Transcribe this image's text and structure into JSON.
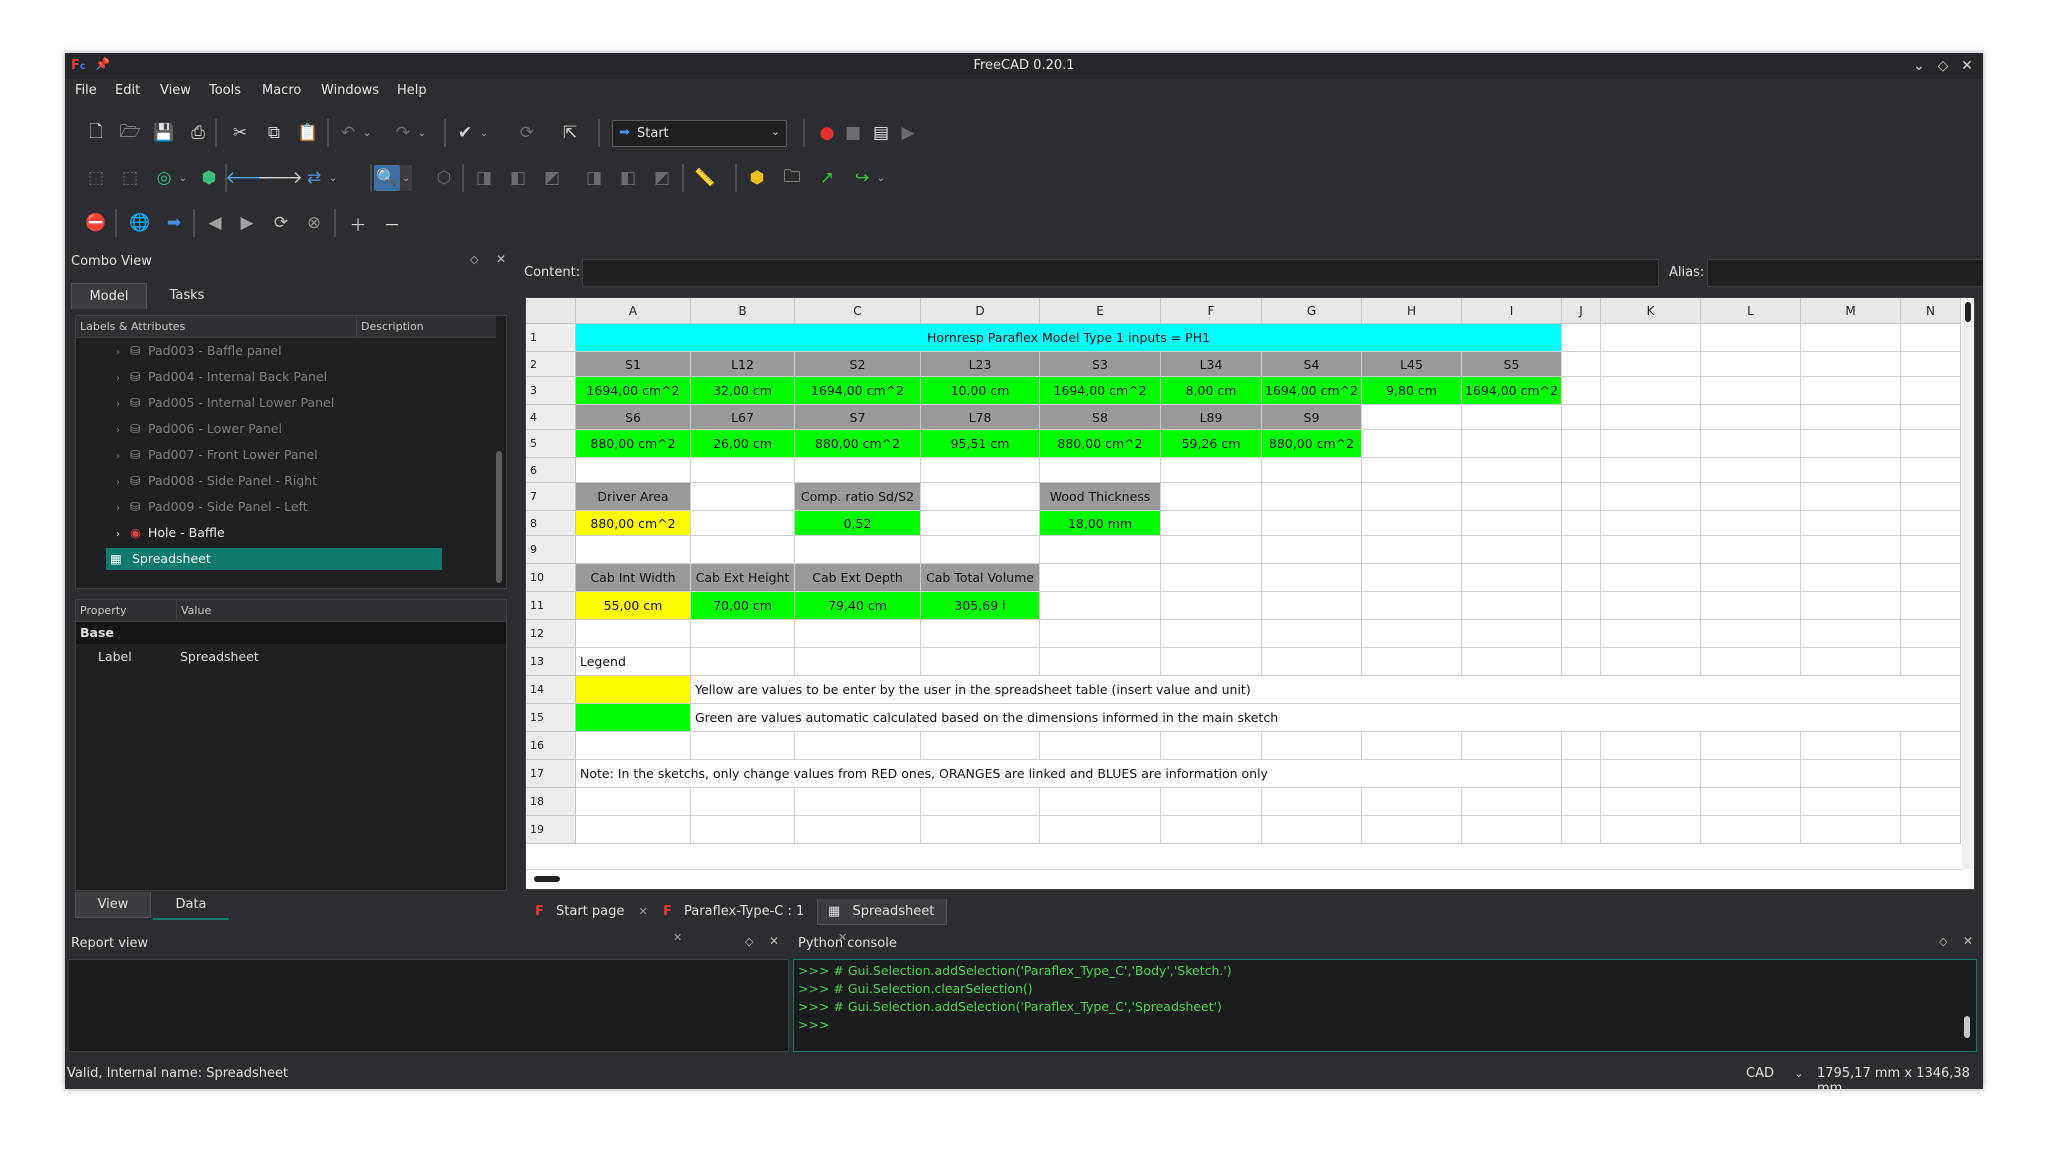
{
  "window": {
    "title": "FreeCAD 0.20.1",
    "buttons": [
      "chevron-down",
      "restore",
      "close"
    ]
  },
  "menu": [
    "File",
    "Edit",
    "View",
    "Tools",
    "Macro",
    "Windows",
    "Help"
  ],
  "workbench": {
    "selected": "Start"
  },
  "combo_view": {
    "title": "Combo View",
    "tabs": [
      "Model",
      "Tasks"
    ],
    "tree_columns": [
      "Labels & Attributes",
      "Description"
    ],
    "tree_items": [
      {
        "label": "Pad003 - Baffle panel",
        "dim": true
      },
      {
        "label": "Pad004 - Internal Back Panel",
        "dim": true
      },
      {
        "label": "Pad005 - Internal Lower Panel",
        "dim": true
      },
      {
        "label": "Pad006 - Lower Panel",
        "dim": true
      },
      {
        "label": "Pad007 - Front Lower Panel",
        "dim": true
      },
      {
        "label": "Pad008 - Side Panel - Right",
        "dim": true
      },
      {
        "label": "Pad009 - Side Panel - Left",
        "dim": true
      },
      {
        "label": "Hole - Baffle",
        "dim": false
      },
      {
        "label": "Spreadsheet",
        "dim": false,
        "selected": true
      }
    ],
    "property_columns": [
      "Property",
      "Value"
    ],
    "property_group": "Base",
    "property_rows": [
      {
        "name": "Label",
        "value": "Spreadsheet"
      }
    ],
    "bottom_tabs": [
      "View",
      "Data"
    ]
  },
  "sheet_editor": {
    "content_label": "Content:",
    "alias_label": "Alias:",
    "columns": [
      "A",
      "B",
      "C",
      "D",
      "E",
      "F",
      "G",
      "H",
      "I",
      "J",
      "K",
      "L",
      "M",
      "N"
    ],
    "rows": [
      "1",
      "2",
      "3",
      "4",
      "5",
      "6",
      "7",
      "8",
      "9",
      "10",
      "11",
      "12",
      "13",
      "14",
      "15",
      "16",
      "17",
      "18",
      "19"
    ]
  },
  "cells": {
    "r1": "Hornresp Paraflex Model Type 1 inputs = PH1",
    "r2": [
      "S1",
      "L12",
      "S2",
      "L23",
      "S3",
      "L34",
      "S4",
      "L45",
      "S5"
    ],
    "r3": [
      "1694,00 cm^2",
      "32,00 cm",
      "1694,00 cm^2",
      "10,00 cm",
      "1694,00 cm^2",
      "8,00 cm",
      "1694,00 cm^2",
      "9,80 cm",
      "1694,00 cm^2"
    ],
    "r4": [
      "S6",
      "L67",
      "S7",
      "L78",
      "S8",
      "L89",
      "S9"
    ],
    "r5": [
      "880,00 cm^2",
      "26,00 cm",
      "880,00 cm^2",
      "95,51 cm",
      "880,00 cm^2",
      "59,26 cm",
      "880,00 cm^2"
    ],
    "r7": {
      "a": "Driver Area",
      "c": "Comp. ratio Sd/S2",
      "e": "Wood Thickness"
    },
    "r8": {
      "a": "880,00 cm^2",
      "c": "0,52",
      "e": "18,00 mm"
    },
    "r10": [
      "Cab Int Width",
      "Cab Ext Height",
      "Cab Ext Depth",
      "Cab Total Volume"
    ],
    "r11": [
      "55,00 cm",
      "70,00 cm",
      "79,40 cm",
      "305,69 l"
    ],
    "r13": "Legend",
    "r14": "Yellow are values to be enter by the user in the spreadsheet table (insert value and unit)",
    "r15": "Green are values automatic calculated based on the dimensions informed in the main sketch",
    "r17": "Note: In the sketchs, only change values from RED ones, ORANGES are linked and BLUES are information only"
  },
  "doc_tabs": [
    "Start page",
    "Paraflex-Type-C : 1",
    "Spreadsheet"
  ],
  "report_view": {
    "title": "Report view"
  },
  "python_console": {
    "title": "Python console",
    "lines": [
      ">>> # Gui.Selection.addSelection('Paraflex_Type_C','Body','Sketch.')",
      ">>> # Gui.Selection.clearSelection()",
      ">>> # Gui.Selection.addSelection('Paraflex_Type_C','Spreadsheet')",
      ">>>"
    ]
  },
  "status_bar": {
    "message": "Valid, Internal name: Spreadsheet",
    "nav_style": "CAD",
    "dimensions": "1795,17 mm x 1346,38 mm"
  },
  "colors": {
    "cyan": "#00ffff",
    "green": "#00ff00",
    "yellow": "#ffff00",
    "grey": "#9a9a9a",
    "selection": "#0d7a6b"
  }
}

### Stated problem:
Every entry above is to be set down exactly; the pictures are to be left out.

### Correct response:
Transcribe this image's text and structure into JSON.
{
  "window": {
    "title": "FreeCAD 0.20.1",
    "buttons": [
      "chevron-down",
      "restore",
      "close"
    ]
  },
  "menu": [
    "File",
    "Edit",
    "View",
    "Tools",
    "Macro",
    "Windows",
    "Help"
  ],
  "workbench": {
    "selected": "Start"
  },
  "combo_view": {
    "title": "Combo View",
    "tabs": [
      "Model",
      "Tasks"
    ],
    "tree_columns": [
      "Labels & Attributes",
      "Description"
    ],
    "tree_items": [
      {
        "label": "Pad003 - Baffle panel",
        "dim": true
      },
      {
        "label": "Pad004 - Internal Back Panel",
        "dim": true
      },
      {
        "label": "Pad005 - Internal Lower Panel",
        "dim": true
      },
      {
        "label": "Pad006 - Lower Panel",
        "dim": true
      },
      {
        "label": "Pad007 - Front Lower Panel",
        "dim": true
      },
      {
        "label": "Pad008 - Side Panel - Right",
        "dim": true
      },
      {
        "label": "Pad009 - Side Panel - Left",
        "dim": true
      },
      {
        "label": "Hole - Baffle",
        "dim": false
      },
      {
        "label": "Spreadsheet",
        "dim": false,
        "selected": true
      }
    ],
    "property_columns": [
      "Property",
      "Value"
    ],
    "property_group": "Base",
    "property_rows": [
      {
        "name": "Label",
        "value": "Spreadsheet"
      }
    ],
    "bottom_tabs": [
      "View",
      "Data"
    ]
  },
  "sheet_editor": {
    "content_label": "Content:",
    "alias_label": "Alias:",
    "columns": [
      "A",
      "B",
      "C",
      "D",
      "E",
      "F",
      "G",
      "H",
      "I",
      "J",
      "K",
      "L",
      "M",
      "N"
    ],
    "rows": [
      "1",
      "2",
      "3",
      "4",
      "5",
      "6",
      "7",
      "8",
      "9",
      "10",
      "11",
      "12",
      "13",
      "14",
      "15",
      "16",
      "17",
      "18",
      "19"
    ]
  },
  "cells": {
    "r1": "Hornresp Paraflex Model Type 1 inputs = PH1",
    "r2": [
      "S1",
      "L12",
      "S2",
      "L23",
      "S3",
      "L34",
      "S4",
      "L45",
      "S5"
    ],
    "r3": [
      "1694,00 cm^2",
      "32,00 cm",
      "1694,00 cm^2",
      "10,00 cm",
      "1694,00 cm^2",
      "8,00 cm",
      "1694,00 cm^2",
      "9,80 cm",
      "1694,00 cm^2"
    ],
    "r4": [
      "S6",
      "L67",
      "S7",
      "L78",
      "S8",
      "L89",
      "S9"
    ],
    "r5": [
      "880,00 cm^2",
      "26,00 cm",
      "880,00 cm^2",
      "95,51 cm",
      "880,00 cm^2",
      "59,26 cm",
      "880,00 cm^2"
    ],
    "r7": {
      "a": "Driver Area",
      "c": "Comp. ratio Sd/S2",
      "e": "Wood Thickness"
    },
    "r8": {
      "a": "880,00 cm^2",
      "c": "0,52",
      "e": "18,00 mm"
    },
    "r10": [
      "Cab Int Width",
      "Cab Ext Height",
      "Cab Ext Depth",
      "Cab Total Volume"
    ],
    "r11": [
      "55,00 cm",
      "70,00 cm",
      "79,40 cm",
      "305,69 l"
    ],
    "r13": "Legend",
    "r14": "Yellow are values to be enter by the user in the spreadsheet table (insert value and unit)",
    "r15": "Green are values automatic calculated based on the dimensions informed in the main sketch",
    "r17": "Note: In the sketchs, only change values from RED ones, ORANGES are linked and BLUES are information only"
  },
  "doc_tabs": [
    "Start page",
    "Paraflex-Type-C : 1",
    "Spreadsheet"
  ],
  "report_view": {
    "title": "Report view"
  },
  "python_console": {
    "title": "Python console",
    "lines": [
      ">>> # Gui.Selection.addSelection('Paraflex_Type_C','Body','Sketch.')",
      ">>> # Gui.Selection.clearSelection()",
      ">>> # Gui.Selection.addSelection('Paraflex_Type_C','Spreadsheet')",
      ">>>"
    ]
  },
  "status_bar": {
    "message": "Valid, Internal name: Spreadsheet",
    "nav_style": "CAD",
    "dimensions": "1795,17 mm x 1346,38 mm"
  },
  "colors": {
    "cyan": "#00ffff",
    "green": "#00ff00",
    "yellow": "#ffff00",
    "grey": "#9a9a9a",
    "selection": "#0d7a6b"
  }
}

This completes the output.